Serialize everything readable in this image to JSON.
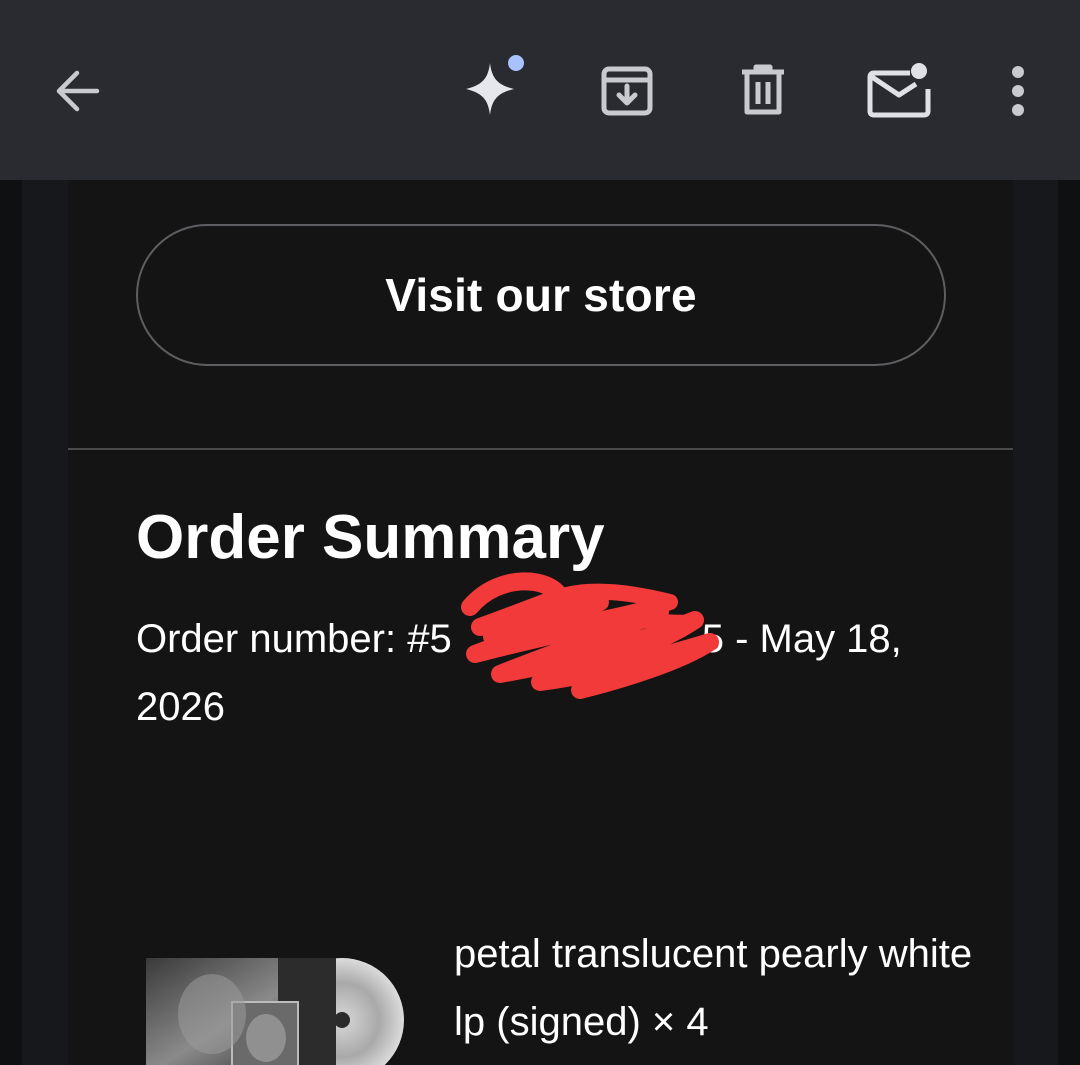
{
  "toolbar": {
    "back_icon": "arrow-left-icon",
    "gemini_icon": "sparkle-icon",
    "archive_icon": "archive-icon",
    "delete_icon": "trash-icon",
    "mark_unread_icon": "mail-unread-icon",
    "more_icon": "more-vert-icon",
    "background_color": "#2a2b30",
    "notification_dot_color": "#a8c1ff"
  },
  "email": {
    "store_button_label": "Visit our store",
    "order_title": "Order Summary",
    "order_number_prefix": "Order number: #5",
    "order_number_suffix": "5 - May 18, 2026",
    "redaction_color": "#f23a3a",
    "item": {
      "name": "petal translucent pearly white lp (signed) × 4"
    }
  }
}
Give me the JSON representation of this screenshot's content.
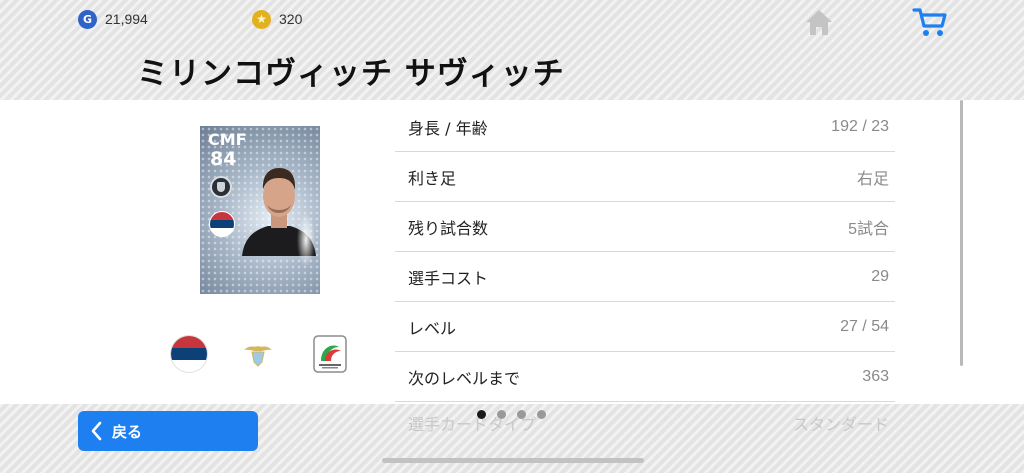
{
  "currency": {
    "gp_icon_letter": "G",
    "gp_amount": "21,994",
    "coin_icon": "star-coin-icon",
    "coin_amount": "320"
  },
  "nav": {
    "home_icon": "home-icon",
    "cart_icon": "cart-icon",
    "accent_color": "#1e7ff0"
  },
  "player": {
    "name": "ミリンコヴィッチ サヴィッチ"
  },
  "card": {
    "position": "CMF",
    "rating": "84"
  },
  "stats": [
    {
      "label": "身長 / 年齢",
      "value": "192 / 23"
    },
    {
      "label": "利き足",
      "value": "右足"
    },
    {
      "label": "残り試合数",
      "value": "5試合"
    },
    {
      "label": "選手コスト",
      "value": "29"
    },
    {
      "label": "レベル",
      "value": "27 / 54"
    },
    {
      "label": "次のレベルまで",
      "value": "363"
    },
    {
      "label": "選手カードタイプ",
      "value": "スタンダード"
    }
  ],
  "footer": {
    "back_label": "戻る",
    "page_count": 4,
    "active_page": 1
  }
}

════

• PROBLEM REQUIREMENTS:
Omit the pictures and give the material again, exactly and in full.

• EXERCISE OUTPUT:
Serialize everything readable in this image to JSON.
{
  "toolbar": {
    "back_icon": "arrow-left-icon",
    "gemini_icon": "sparkle-icon",
    "archive_icon": "archive-icon",
    "delete_icon": "trash-icon",
    "mark_unread_icon": "mail-unread-icon",
    "more_icon": "more-vert-icon",
    "background_color": "#2a2b30",
    "notification_dot_color": "#a8c1ff"
  },
  "email": {
    "store_button_label": "Visit our store",
    "order_title": "Order Summary",
    "order_number_prefix": "Order number: #5",
    "order_number_suffix": "5 - May 18, 2026",
    "redaction_color": "#f23a3a",
    "item": {
      "name": "petal translucent pearly white lp (signed) × 4"
    }
  }
}
Give me the JSON representation of this screenshot's content.
{
  "currency": {
    "gp_icon_letter": "G",
    "gp_amount": "21,994",
    "coin_icon": "star-coin-icon",
    "coin_amount": "320"
  },
  "nav": {
    "home_icon": "home-icon",
    "cart_icon": "cart-icon",
    "accent_color": "#1e7ff0"
  },
  "player": {
    "name": "ミリンコヴィッチ サヴィッチ"
  },
  "card": {
    "position": "CMF",
    "rating": "84"
  },
  "stats": [
    {
      "label": "身長 / 年齢",
      "value": "192 / 23"
    },
    {
      "label": "利き足",
      "value": "右足"
    },
    {
      "label": "残り試合数",
      "value": "5試合"
    },
    {
      "label": "選手コスト",
      "value": "29"
    },
    {
      "label": "レベル",
      "value": "27 / 54"
    },
    {
      "label": "次のレベルまで",
      "value": "363"
    },
    {
      "label": "選手カードタイプ",
      "value": "スタンダード"
    }
  ],
  "footer": {
    "back_label": "戻る",
    "page_count": 4,
    "active_page": 1
  }
}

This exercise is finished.